Exercise directions ->
Using the records that follow, copy every line containing the word "เฉพาะสำหร".

--------------------------------------------------

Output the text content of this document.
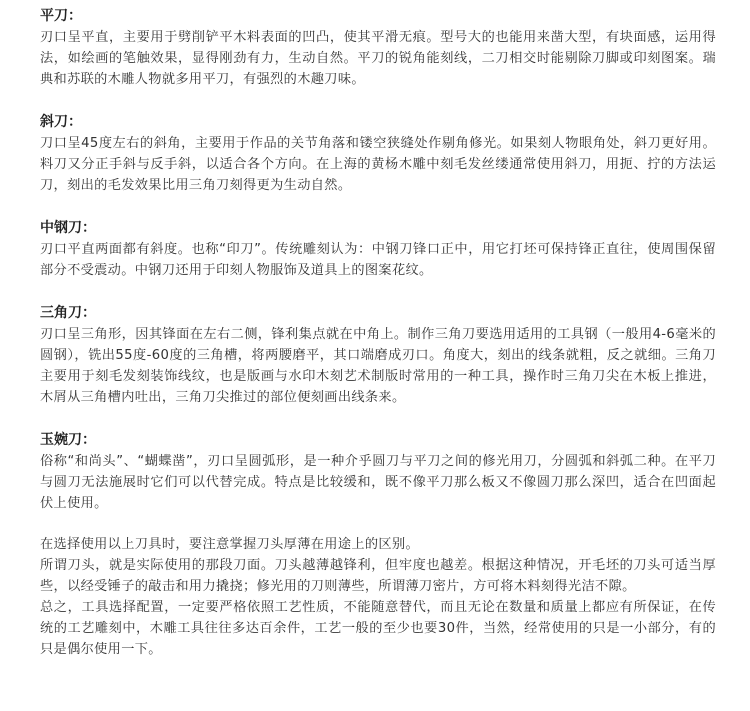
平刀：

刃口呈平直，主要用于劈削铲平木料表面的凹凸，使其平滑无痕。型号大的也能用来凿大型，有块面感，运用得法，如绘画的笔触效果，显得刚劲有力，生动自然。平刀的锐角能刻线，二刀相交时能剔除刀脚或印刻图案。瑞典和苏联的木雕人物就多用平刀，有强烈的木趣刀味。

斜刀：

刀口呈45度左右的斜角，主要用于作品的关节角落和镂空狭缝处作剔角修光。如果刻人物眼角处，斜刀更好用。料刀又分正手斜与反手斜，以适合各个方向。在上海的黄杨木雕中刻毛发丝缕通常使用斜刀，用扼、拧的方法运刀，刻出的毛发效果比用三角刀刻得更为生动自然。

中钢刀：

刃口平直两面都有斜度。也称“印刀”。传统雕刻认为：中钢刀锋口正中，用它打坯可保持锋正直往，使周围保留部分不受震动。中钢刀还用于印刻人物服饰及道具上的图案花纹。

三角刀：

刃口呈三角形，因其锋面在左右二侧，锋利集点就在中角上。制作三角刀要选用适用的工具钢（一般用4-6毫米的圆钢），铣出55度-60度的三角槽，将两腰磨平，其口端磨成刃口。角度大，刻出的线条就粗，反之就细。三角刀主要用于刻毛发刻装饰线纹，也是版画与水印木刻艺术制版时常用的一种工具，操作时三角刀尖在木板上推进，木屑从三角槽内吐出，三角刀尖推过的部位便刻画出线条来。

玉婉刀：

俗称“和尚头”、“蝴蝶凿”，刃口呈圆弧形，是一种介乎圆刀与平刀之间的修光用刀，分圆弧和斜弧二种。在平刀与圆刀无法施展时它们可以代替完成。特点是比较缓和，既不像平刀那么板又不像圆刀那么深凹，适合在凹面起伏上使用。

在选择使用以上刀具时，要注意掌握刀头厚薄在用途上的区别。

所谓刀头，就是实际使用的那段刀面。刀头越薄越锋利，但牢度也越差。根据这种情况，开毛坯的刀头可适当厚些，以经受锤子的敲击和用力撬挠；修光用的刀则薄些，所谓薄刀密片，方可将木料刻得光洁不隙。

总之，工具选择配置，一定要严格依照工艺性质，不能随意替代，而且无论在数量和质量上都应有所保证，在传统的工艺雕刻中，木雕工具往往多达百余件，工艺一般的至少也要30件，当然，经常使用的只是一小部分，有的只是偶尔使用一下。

--------------------------------------------------

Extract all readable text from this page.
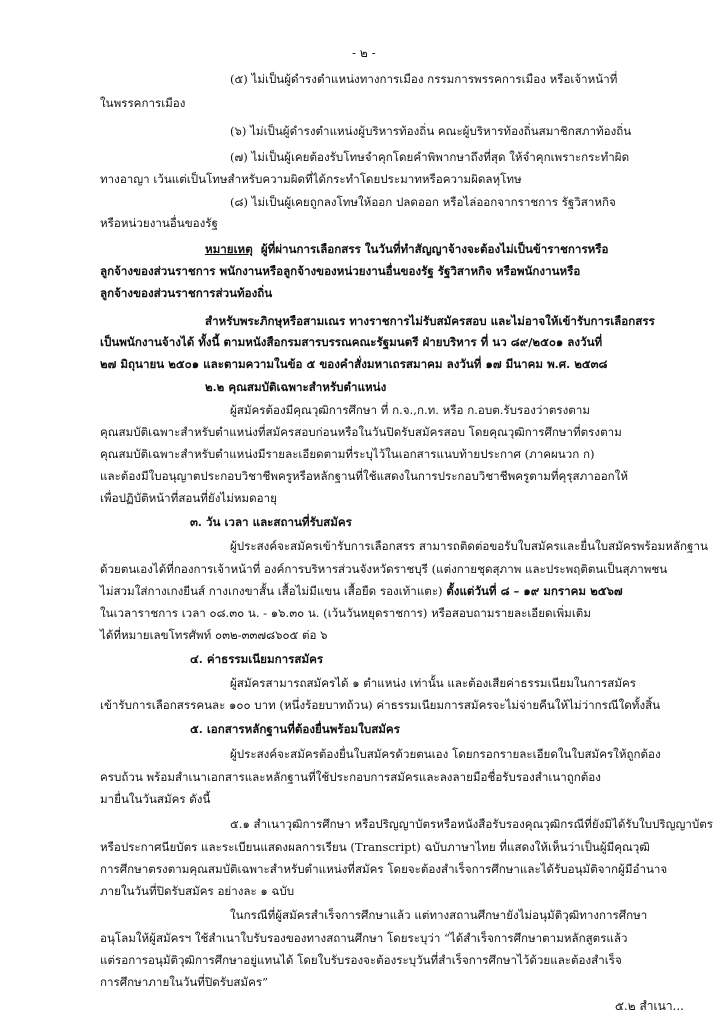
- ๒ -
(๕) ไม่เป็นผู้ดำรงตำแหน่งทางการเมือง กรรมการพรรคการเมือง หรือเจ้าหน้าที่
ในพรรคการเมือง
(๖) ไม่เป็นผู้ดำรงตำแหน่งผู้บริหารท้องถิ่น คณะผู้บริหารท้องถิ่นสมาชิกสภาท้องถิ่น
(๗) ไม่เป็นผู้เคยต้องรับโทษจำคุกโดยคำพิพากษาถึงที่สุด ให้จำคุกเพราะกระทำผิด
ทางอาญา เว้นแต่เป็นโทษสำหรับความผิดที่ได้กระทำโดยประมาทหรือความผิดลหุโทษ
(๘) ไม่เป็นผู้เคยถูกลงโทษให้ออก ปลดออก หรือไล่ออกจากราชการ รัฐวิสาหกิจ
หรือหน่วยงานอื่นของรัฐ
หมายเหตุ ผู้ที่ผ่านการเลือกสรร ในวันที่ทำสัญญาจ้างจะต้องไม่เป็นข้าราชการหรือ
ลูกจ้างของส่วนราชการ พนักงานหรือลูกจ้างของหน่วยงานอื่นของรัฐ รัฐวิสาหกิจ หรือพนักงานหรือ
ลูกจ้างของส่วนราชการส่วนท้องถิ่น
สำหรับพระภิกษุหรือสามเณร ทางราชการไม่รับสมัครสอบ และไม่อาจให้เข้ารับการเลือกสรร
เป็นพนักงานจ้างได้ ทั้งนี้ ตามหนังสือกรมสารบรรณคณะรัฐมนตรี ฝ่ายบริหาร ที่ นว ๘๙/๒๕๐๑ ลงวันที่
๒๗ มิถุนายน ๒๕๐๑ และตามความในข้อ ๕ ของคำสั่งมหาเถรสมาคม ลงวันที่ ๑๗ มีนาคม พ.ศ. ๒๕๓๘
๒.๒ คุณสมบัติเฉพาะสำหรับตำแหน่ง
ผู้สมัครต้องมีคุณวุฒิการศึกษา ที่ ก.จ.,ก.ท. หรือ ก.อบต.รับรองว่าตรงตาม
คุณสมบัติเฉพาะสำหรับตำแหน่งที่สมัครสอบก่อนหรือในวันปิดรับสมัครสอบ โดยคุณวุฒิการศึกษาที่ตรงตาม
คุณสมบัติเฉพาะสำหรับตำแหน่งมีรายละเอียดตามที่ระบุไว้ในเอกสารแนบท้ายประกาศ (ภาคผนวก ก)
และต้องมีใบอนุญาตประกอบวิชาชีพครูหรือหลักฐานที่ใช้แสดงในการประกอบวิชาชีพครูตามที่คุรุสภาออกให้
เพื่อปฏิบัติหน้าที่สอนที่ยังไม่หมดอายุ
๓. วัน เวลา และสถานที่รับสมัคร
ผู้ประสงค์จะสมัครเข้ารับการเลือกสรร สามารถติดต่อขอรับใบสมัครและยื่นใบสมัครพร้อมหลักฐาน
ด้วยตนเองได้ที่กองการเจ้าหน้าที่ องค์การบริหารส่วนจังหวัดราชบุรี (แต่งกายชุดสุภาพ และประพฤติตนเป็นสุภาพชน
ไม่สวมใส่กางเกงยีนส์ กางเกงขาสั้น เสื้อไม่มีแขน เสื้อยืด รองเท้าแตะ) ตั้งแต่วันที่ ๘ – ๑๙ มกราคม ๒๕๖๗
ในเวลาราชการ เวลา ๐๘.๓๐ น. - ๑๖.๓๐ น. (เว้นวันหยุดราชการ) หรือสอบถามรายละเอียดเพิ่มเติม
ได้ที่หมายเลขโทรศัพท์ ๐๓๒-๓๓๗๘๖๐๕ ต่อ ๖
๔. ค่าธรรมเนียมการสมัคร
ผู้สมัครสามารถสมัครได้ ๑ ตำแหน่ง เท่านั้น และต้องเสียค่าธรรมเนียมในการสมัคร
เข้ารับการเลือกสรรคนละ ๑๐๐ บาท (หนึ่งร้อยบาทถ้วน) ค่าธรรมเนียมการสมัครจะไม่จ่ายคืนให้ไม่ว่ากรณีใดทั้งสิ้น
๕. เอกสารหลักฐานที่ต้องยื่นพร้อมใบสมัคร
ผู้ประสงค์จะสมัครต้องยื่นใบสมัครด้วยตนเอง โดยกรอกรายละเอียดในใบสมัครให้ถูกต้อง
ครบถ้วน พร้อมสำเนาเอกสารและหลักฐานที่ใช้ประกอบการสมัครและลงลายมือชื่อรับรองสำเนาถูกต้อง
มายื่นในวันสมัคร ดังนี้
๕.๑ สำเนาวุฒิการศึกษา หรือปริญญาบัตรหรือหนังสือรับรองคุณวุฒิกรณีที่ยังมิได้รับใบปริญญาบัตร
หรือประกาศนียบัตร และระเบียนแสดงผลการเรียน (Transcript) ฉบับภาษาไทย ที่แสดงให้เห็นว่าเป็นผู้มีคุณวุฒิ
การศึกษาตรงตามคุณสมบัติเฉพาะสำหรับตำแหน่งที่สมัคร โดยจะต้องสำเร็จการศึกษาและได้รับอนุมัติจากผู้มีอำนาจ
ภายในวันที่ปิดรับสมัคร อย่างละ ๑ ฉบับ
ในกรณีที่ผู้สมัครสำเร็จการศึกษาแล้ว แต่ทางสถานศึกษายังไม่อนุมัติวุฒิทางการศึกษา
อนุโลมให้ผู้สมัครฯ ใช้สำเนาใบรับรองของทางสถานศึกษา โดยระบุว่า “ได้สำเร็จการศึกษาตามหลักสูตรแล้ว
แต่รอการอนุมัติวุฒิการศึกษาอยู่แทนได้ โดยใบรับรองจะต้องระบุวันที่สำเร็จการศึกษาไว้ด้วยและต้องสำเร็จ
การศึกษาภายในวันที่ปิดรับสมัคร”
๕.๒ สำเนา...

--------------------------------------------------

Answer to the problem ->
๒.๒ คุณสมบัติเฉพาะสำหรับตำแหน่ง
คุณสมบัติเฉพาะสำหรับตำแหน่งที่สมัครสอบก่อนหรือในวันปิดรับสมัครสอบ โดยคุณวุฒิการศึกษาที่ตรงตาม
คุณสมบัติเฉพาะสำหรับตำแหน่งมีรายละเอียดตามที่ระบุไว้ในเอกสารแนบท้ายประกาศ (ภาคผนวก ก)
การศึกษาตรงตามคุณสมบัติเฉพาะสำหรับตำแหน่งที่สมัคร โดยจะต้องสำเร็จการศึกษาและได้รับอนุมัติจากผู้มีอำนาจ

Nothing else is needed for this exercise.